### The problem
The data below should be printed in full, exactly, and without any of its images.

[Dataset listings of figures]
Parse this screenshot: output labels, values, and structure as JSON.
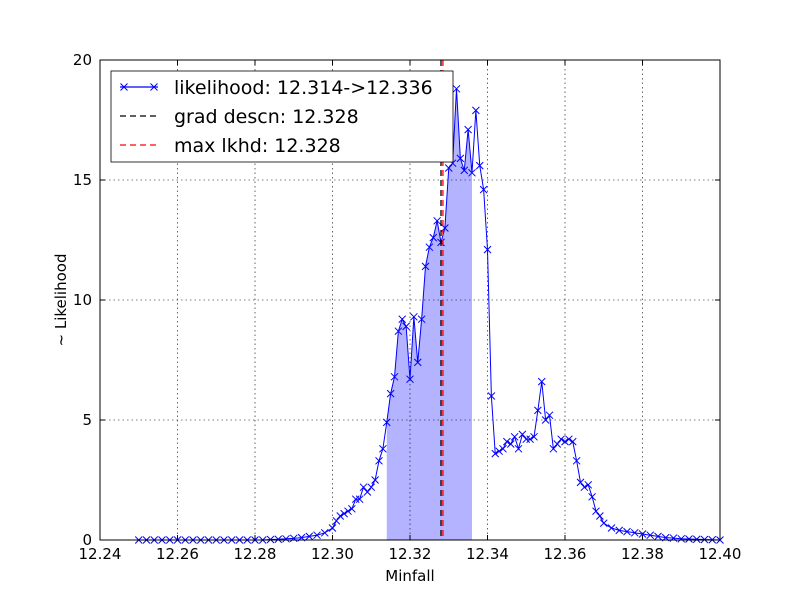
{
  "chart_data": {
    "type": "line",
    "title": "",
    "xlabel": "Minfall",
    "ylabel": "~ Likelihood",
    "xlim": [
      12.24,
      12.4
    ],
    "ylim": [
      0,
      20
    ],
    "x_ticks": [
      12.24,
      12.26,
      12.28,
      12.3,
      12.32,
      12.34,
      12.36,
      12.38,
      12.4
    ],
    "x_tick_labels": [
      "12.24",
      "12.26",
      "12.28",
      "12.30",
      "12.32",
      "12.34",
      "12.36",
      "12.38",
      "12.40"
    ],
    "y_ticks": [
      0,
      5,
      10,
      15,
      20
    ],
    "y_tick_labels": [
      "0",
      "5",
      "10",
      "15",
      "20"
    ],
    "grid": true,
    "legend_position": "top-left",
    "colors": {
      "likelihood": "#0000ff",
      "fill": "#b3b3ff",
      "grad_descn": "#000000",
      "max_lkhd": "#ff0000"
    },
    "shaded_range": [
      12.314,
      12.336
    ],
    "series": [
      {
        "name": "likelihood: 12.314->12.336",
        "marker": "x",
        "x": [
          12.25,
          12.252,
          12.254,
          12.256,
          12.258,
          12.26,
          12.262,
          12.264,
          12.266,
          12.268,
          12.27,
          12.272,
          12.274,
          12.276,
          12.278,
          12.28,
          12.282,
          12.284,
          12.286,
          12.288,
          12.29,
          12.292,
          12.294,
          12.296,
          12.298,
          12.3,
          12.301,
          12.302,
          12.303,
          12.304,
          12.305,
          12.306,
          12.307,
          12.308,
          12.309,
          12.31,
          12.311,
          12.312,
          12.313,
          12.314,
          12.315,
          12.316,
          12.317,
          12.318,
          12.319,
          12.32,
          12.321,
          12.322,
          12.323,
          12.324,
          12.325,
          12.326,
          12.327,
          12.328,
          12.329,
          12.33,
          12.331,
          12.332,
          12.333,
          12.334,
          12.335,
          12.336,
          12.337,
          12.338,
          12.339,
          12.34,
          12.341,
          12.342,
          12.343,
          12.344,
          12.345,
          12.346,
          12.347,
          12.348,
          12.349,
          12.35,
          12.351,
          12.352,
          12.353,
          12.354,
          12.355,
          12.356,
          12.357,
          12.358,
          12.359,
          12.36,
          12.361,
          12.362,
          12.363,
          12.364,
          12.365,
          12.366,
          12.367,
          12.368,
          12.369,
          12.37,
          12.372,
          12.374,
          12.376,
          12.378,
          12.38,
          12.382,
          12.384,
          12.386,
          12.388,
          12.39,
          12.392,
          12.394,
          12.396,
          12.398,
          12.4
        ],
        "values": [
          0,
          0,
          0,
          0,
          0,
          0,
          0,
          0,
          0,
          0,
          0,
          0,
          0,
          0,
          0,
          0,
          0,
          0.02,
          0.03,
          0.05,
          0.07,
          0.1,
          0.15,
          0.2,
          0.3,
          0.5,
          0.8,
          1.0,
          1.1,
          1.2,
          1.3,
          1.7,
          1.7,
          2.2,
          2.0,
          2.2,
          2.5,
          3.3,
          3.8,
          4.9,
          6.1,
          6.8,
          8.7,
          9.2,
          8.9,
          6.7,
          9.3,
          7.4,
          9.2,
          11.4,
          12.2,
          12.6,
          13.3,
          12.4,
          13.0,
          15.5,
          15.7,
          18.8,
          15.9,
          15.4,
          17.1,
          15.3,
          17.9,
          15.6,
          14.6,
          12.1,
          6.0,
          3.6,
          3.7,
          3.8,
          4.1,
          4.0,
          4.3,
          3.8,
          4.4,
          4.2,
          4.2,
          4.3,
          5.4,
          6.6,
          5.0,
          5.2,
          3.8,
          4.0,
          4.2,
          4.1,
          4.2,
          4.1,
          3.3,
          2.4,
          2.2,
          2.3,
          1.8,
          1.2,
          1.0,
          0.7,
          0.5,
          0.4,
          0.35,
          0.3,
          0.25,
          0.2,
          0.15,
          0.1,
          0.08,
          0.05,
          0.04,
          0.03,
          0.02,
          0.01,
          0
        ]
      },
      {
        "name": "grad descn: 12.328",
        "type": "vline",
        "x": 12.328
      },
      {
        "name": "max lkhd: 12.328",
        "type": "vline",
        "x": 12.3285
      }
    ]
  }
}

### Output for this task
Parse this screenshot: output labels, values, and structure as JSON.
{
  "chart_data": {
    "type": "line",
    "title": "",
    "xlabel": "Minfall",
    "ylabel": "~ Likelihood",
    "xlim": [
      12.24,
      12.4
    ],
    "ylim": [
      0,
      20
    ],
    "x_ticks": [
      12.24,
      12.26,
      12.28,
      12.3,
      12.32,
      12.34,
      12.36,
      12.38,
      12.4
    ],
    "x_tick_labels": [
      "12.24",
      "12.26",
      "12.28",
      "12.30",
      "12.32",
      "12.34",
      "12.36",
      "12.38",
      "12.40"
    ],
    "y_ticks": [
      0,
      5,
      10,
      15,
      20
    ],
    "y_tick_labels": [
      "0",
      "5",
      "10",
      "15",
      "20"
    ],
    "grid": true,
    "legend_position": "top-left",
    "colors": {
      "likelihood": "#0000ff",
      "fill": "#b3b3ff",
      "grad_descn": "#000000",
      "max_lkhd": "#ff0000"
    },
    "shaded_range": [
      12.314,
      12.336
    ],
    "series": [
      {
        "name": "likelihood: 12.314->12.336",
        "marker": "x",
        "x": [
          12.25,
          12.252,
          12.254,
          12.256,
          12.258,
          12.26,
          12.262,
          12.264,
          12.266,
          12.268,
          12.27,
          12.272,
          12.274,
          12.276,
          12.278,
          12.28,
          12.282,
          12.284,
          12.286,
          12.288,
          12.29,
          12.292,
          12.294,
          12.296,
          12.298,
          12.3,
          12.301,
          12.302,
          12.303,
          12.304,
          12.305,
          12.306,
          12.307,
          12.308,
          12.309,
          12.31,
          12.311,
          12.312,
          12.313,
          12.314,
          12.315,
          12.316,
          12.317,
          12.318,
          12.319,
          12.32,
          12.321,
          12.322,
          12.323,
          12.324,
          12.325,
          12.326,
          12.327,
          12.328,
          12.329,
          12.33,
          12.331,
          12.332,
          12.333,
          12.334,
          12.335,
          12.336,
          12.337,
          12.338,
          12.339,
          12.34,
          12.341,
          12.342,
          12.343,
          12.344,
          12.345,
          12.346,
          12.347,
          12.348,
          12.349,
          12.35,
          12.351,
          12.352,
          12.353,
          12.354,
          12.355,
          12.356,
          12.357,
          12.358,
          12.359,
          12.36,
          12.361,
          12.362,
          12.363,
          12.364,
          12.365,
          12.366,
          12.367,
          12.368,
          12.369,
          12.37,
          12.372,
          12.374,
          12.376,
          12.378,
          12.38,
          12.382,
          12.384,
          12.386,
          12.388,
          12.39,
          12.392,
          12.394,
          12.396,
          12.398,
          12.4
        ],
        "values": [
          0,
          0,
          0,
          0,
          0,
          0,
          0,
          0,
          0,
          0,
          0,
          0,
          0,
          0,
          0,
          0,
          0,
          0.02,
          0.03,
          0.05,
          0.07,
          0.1,
          0.15,
          0.2,
          0.3,
          0.5,
          0.8,
          1.0,
          1.1,
          1.2,
          1.3,
          1.7,
          1.7,
          2.2,
          2.0,
          2.2,
          2.5,
          3.3,
          3.8,
          4.9,
          6.1,
          6.8,
          8.7,
          9.2,
          8.9,
          6.7,
          9.3,
          7.4,
          9.2,
          11.4,
          12.2,
          12.6,
          13.3,
          12.4,
          13.0,
          15.5,
          15.7,
          18.8,
          15.9,
          15.4,
          17.1,
          15.3,
          17.9,
          15.6,
          14.6,
          12.1,
          6.0,
          3.6,
          3.7,
          3.8,
          4.1,
          4.0,
          4.3,
          3.8,
          4.4,
          4.2,
          4.2,
          4.3,
          5.4,
          6.6,
          5.0,
          5.2,
          3.8,
          4.0,
          4.2,
          4.1,
          4.2,
          4.1,
          3.3,
          2.4,
          2.2,
          2.3,
          1.8,
          1.2,
          1.0,
          0.7,
          0.5,
          0.4,
          0.35,
          0.3,
          0.25,
          0.2,
          0.15,
          0.1,
          0.08,
          0.05,
          0.04,
          0.03,
          0.02,
          0.01,
          0
        ]
      },
      {
        "name": "grad descn: 12.328",
        "type": "vline",
        "x": 12.328
      },
      {
        "name": "max lkhd: 12.328",
        "type": "vline",
        "x": 12.3285
      }
    ]
  }
}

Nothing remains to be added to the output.